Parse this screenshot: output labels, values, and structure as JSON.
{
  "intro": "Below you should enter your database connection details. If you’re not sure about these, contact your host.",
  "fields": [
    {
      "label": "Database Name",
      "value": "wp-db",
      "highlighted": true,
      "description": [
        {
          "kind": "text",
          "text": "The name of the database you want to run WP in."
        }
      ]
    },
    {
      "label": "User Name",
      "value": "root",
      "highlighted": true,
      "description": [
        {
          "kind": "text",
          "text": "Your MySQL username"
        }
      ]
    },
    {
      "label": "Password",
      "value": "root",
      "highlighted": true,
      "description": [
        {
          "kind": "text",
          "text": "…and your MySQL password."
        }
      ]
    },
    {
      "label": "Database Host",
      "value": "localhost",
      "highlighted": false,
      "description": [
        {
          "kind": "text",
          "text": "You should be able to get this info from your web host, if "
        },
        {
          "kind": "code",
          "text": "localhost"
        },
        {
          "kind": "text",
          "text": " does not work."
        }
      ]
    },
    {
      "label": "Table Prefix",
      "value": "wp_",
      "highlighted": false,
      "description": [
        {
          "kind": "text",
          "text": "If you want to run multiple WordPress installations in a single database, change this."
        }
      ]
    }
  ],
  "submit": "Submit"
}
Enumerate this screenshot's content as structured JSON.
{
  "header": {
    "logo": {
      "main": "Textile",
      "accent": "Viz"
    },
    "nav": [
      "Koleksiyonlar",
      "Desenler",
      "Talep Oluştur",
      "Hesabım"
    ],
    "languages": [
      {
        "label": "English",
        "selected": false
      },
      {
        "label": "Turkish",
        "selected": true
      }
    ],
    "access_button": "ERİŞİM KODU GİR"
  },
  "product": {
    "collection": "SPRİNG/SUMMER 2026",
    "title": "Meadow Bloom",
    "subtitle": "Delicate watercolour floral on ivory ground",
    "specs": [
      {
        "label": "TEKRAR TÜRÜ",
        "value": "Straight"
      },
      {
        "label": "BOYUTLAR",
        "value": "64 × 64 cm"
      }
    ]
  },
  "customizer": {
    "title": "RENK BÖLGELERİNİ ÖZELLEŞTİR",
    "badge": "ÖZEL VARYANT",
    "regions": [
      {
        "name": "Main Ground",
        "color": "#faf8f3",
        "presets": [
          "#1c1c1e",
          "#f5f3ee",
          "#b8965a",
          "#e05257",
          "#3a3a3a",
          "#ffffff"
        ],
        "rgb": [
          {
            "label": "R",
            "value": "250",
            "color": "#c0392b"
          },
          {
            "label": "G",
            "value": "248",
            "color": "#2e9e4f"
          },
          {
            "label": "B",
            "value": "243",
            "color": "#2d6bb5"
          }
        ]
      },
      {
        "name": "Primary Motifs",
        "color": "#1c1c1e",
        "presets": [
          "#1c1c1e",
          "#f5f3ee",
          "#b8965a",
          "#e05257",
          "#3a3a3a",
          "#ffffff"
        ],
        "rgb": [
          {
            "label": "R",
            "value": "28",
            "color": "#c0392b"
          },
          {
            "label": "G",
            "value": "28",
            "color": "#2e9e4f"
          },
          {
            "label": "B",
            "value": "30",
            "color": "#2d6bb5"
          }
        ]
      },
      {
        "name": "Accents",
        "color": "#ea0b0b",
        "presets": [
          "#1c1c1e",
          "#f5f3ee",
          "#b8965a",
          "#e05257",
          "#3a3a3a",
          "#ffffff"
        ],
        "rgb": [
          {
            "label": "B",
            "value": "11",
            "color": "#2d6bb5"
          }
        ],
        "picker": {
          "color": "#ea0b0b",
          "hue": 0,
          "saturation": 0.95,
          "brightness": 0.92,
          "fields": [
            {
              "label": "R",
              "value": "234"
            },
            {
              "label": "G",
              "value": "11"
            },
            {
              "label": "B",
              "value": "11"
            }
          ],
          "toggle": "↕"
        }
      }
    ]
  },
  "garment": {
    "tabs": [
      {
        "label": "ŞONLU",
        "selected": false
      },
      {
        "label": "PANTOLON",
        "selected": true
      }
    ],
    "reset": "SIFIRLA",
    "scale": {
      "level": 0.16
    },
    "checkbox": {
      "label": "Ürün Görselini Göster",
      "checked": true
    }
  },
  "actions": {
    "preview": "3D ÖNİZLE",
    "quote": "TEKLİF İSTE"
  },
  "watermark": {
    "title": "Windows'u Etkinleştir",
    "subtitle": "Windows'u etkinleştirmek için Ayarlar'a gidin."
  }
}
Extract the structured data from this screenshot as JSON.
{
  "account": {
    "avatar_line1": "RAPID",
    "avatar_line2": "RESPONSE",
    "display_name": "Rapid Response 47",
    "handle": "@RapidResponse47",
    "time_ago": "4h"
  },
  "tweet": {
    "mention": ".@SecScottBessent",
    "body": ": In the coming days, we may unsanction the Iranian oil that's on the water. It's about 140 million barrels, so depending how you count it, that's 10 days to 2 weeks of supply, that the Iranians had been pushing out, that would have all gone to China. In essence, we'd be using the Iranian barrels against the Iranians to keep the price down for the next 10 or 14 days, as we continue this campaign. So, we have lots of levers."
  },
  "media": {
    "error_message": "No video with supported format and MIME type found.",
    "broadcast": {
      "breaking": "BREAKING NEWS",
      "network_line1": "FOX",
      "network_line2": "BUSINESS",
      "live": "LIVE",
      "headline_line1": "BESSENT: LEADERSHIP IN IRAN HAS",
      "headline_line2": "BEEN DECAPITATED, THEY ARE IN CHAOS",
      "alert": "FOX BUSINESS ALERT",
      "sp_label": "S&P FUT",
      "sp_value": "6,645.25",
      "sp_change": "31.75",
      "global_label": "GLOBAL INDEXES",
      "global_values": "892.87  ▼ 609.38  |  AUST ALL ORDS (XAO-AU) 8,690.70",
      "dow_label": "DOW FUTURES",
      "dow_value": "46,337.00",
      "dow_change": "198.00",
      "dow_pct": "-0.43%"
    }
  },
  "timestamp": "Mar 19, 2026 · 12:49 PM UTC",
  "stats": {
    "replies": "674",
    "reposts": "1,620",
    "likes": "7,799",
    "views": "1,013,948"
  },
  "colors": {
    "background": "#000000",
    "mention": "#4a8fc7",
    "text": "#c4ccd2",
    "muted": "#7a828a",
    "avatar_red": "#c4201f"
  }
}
= = = =
Output each record exactly, leaving nothing out.

Parse this screenshot: output labels, values, and structure as JSON.
{
  "intro": "Below you should enter your database connection details. If you’re not sure about these, contact your host.",
  "fields": [
    {
      "label": "Database Name",
      "value": "wp-db",
      "highlighted": true,
      "description": [
        {
          "kind": "text",
          "text": "The name of the database you want to run WP in."
        }
      ]
    },
    {
      "label": "User Name",
      "value": "root",
      "highlighted": true,
      "description": [
        {
          "kind": "text",
          "text": "Your MySQL username"
        }
      ]
    },
    {
      "label": "Password",
      "value": "root",
      "highlighted": true,
      "description": [
        {
          "kind": "text",
          "text": "…and your MySQL password."
        }
      ]
    },
    {
      "label": "Database Host",
      "value": "localhost",
      "highlighted": false,
      "description": [
        {
          "kind": "text",
          "text": "You should be able to get this info from your web host, if "
        },
        {
          "kind": "code",
          "text": "localhost"
        },
        {
          "kind": "text",
          "text": " does not work."
        }
      ]
    },
    {
      "label": "Table Prefix",
      "value": "wp_",
      "highlighted": false,
      "description": [
        {
          "kind": "text",
          "text": "If you want to run multiple WordPress installations in a single database, change this."
        }
      ]
    }
  ],
  "submit": "Submit"
}
Enumerate this screenshot's content as structured JSON.
{
  "header": {
    "logo": {
      "main": "Textile",
      "accent": "Viz"
    },
    "nav": [
      "Koleksiyonlar",
      "Desenler",
      "Talep Oluştur",
      "Hesabım"
    ],
    "languages": [
      {
        "label": "English",
        "selected": false
      },
      {
        "label": "Turkish",
        "selected": true
      }
    ],
    "access_button": "ERİŞİM KODU GİR"
  },
  "product": {
    "collection": "SPRİNG/SUMMER 2026",
    "title": "Meadow Bloom",
    "subtitle": "Delicate watercolour floral on ivory ground",
    "specs": [
      {
        "label": "TEKRAR TÜRÜ",
        "value": "Straight"
      },
      {
        "label": "BOYUTLAR",
        "value": "64 × 64 cm"
      }
    ]
  },
  "customizer": {
    "title": "RENK BÖLGELERİNİ ÖZELLEŞTİR",
    "badge": "ÖZEL VARYANT",
    "regions": [
      {
        "name": "Main Ground",
        "color": "#faf8f3",
        "presets": [
          "#1c1c1e",
          "#f5f3ee",
          "#b8965a",
          "#e05257",
          "#3a3a3a",
          "#ffffff"
        ],
        "rgb": [
          {
            "label": "R",
            "value": "250",
            "color": "#c0392b"
          },
          {
            "label": "G",
            "value": "248",
            "color": "#2e9e4f"
          },
          {
            "label": "B",
            "value": "243",
            "color": "#2d6bb5"
          }
        ]
      },
      {
        "name": "Primary Motifs",
        "color": "#1c1c1e",
        "presets": [
          "#1c1c1e",
          "#f5f3ee",
          "#b8965a",
          "#e05257",
          "#3a3a3a",
          "#ffffff"
        ],
        "rgb": [
          {
            "label": "R",
            "value": "28",
            "color": "#c0392b"
          },
          {
            "label": "G",
            "value": "28",
            "color": "#2e9e4f"
          },
          {
            "label": "B",
            "value": "30",
            "color": "#2d6bb5"
          }
        ]
      },
      {
        "name": "Accents",
        "color": "#ea0b0b",
        "presets": [
          "#1c1c1e",
          "#f5f3ee",
          "#b8965a",
          "#e05257",
          "#3a3a3a",
          "#ffffff"
        ],
        "rgb": [
          {
            "label": "B",
            "value": "11",
            "color": "#2d6bb5"
          }
        ],
        "picker": {
          "color": "#ea0b0b",
          "hue": 0,
          "saturation": 0.95,
          "brightness": 0.92,
          "fields": [
            {
              "label": "R",
              "value": "234"
            },
            {
              "label": "G",
              "value": "11"
            },
            {
              "label": "B",
              "value": "11"
            }
          ],
          "toggle": "↕"
        }
      }
    ]
  },
  "garment": {
    "tabs": [
      {
        "label": "ŞONLU",
        "selected": false
      },
      {
        "label": "PANTOLON",
        "selected": true
      }
    ],
    "reset": "SIFIRLA",
    "scale": {
      "level": 0.16
    },
    "checkbox": {
      "label": "Ürün Görselini Göster",
      "checked": true
    }
  },
  "actions": {
    "preview": "3D ÖNİZLE",
    "quote": "TEKLİF İSTE"
  },
  "watermark": {
    "title": "Windows'u Etkinleştir",
    "subtitle": "Windows'u etkinleştirmek için Ayarlar'a gidin."
  }
}
Extract the structured data from this screenshot as JSON.
{
  "account": {
    "avatar_line1": "RAPID",
    "avatar_line2": "RESPONSE",
    "display_name": "Rapid Response 47",
    "handle": "@RapidResponse47",
    "time_ago": "4h"
  },
  "tweet": {
    "mention": ".@SecScottBessent",
    "body": ": In the coming days, we may unsanction the Iranian oil that's on the water. It's about 140 million barrels, so depending how you count it, that's 10 days to 2 weeks of supply, that the Iranians had been pushing out, that would have all gone to China. In essence, we'd be using the Iranian barrels against the Iranians to keep the price down for the next 10 or 14 days, as we continue this campaign. So, we have lots of levers."
  },
  "media": {
    "error_message": "No video with supported format and MIME type found.",
    "broadcast": {
      "breaking": "BREAKING NEWS",
      "network_line1": "FOX",
      "network_line2": "BUSINESS",
      "live": "LIVE",
      "headline_line1": "BESSENT: LEADERSHIP IN IRAN HAS",
      "headline_line2": "BEEN DECAPITATED, THEY ARE IN CHAOS",
      "alert": "FOX BUSINESS ALERT",
      "sp_label": "S&P FUT",
      "sp_value": "6,645.25",
      "sp_change": "31.75",
      "global_label": "GLOBAL INDEXES",
      "global_values": "892.87  ▼ 609.38  |  AUST ALL ORDS (XAO-AU) 8,690.70",
      "dow_label": "DOW FUTURES",
      "dow_value": "46,337.00",
      "dow_change": "198.00",
      "dow_pct": "-0.43%"
    }
  },
  "timestamp": "Mar 19, 2026 · 12:49 PM UTC",
  "stats": {
    "replies": "674",
    "reposts": "1,620",
    "likes": "7,799",
    "views": "1,013,948"
  },
  "colors": {
    "background": "#000000",
    "mention": "#4a8fc7",
    "text": "#c4ccd2",
    "muted": "#7a828a",
    "avatar_red": "#c4201f"
  }
}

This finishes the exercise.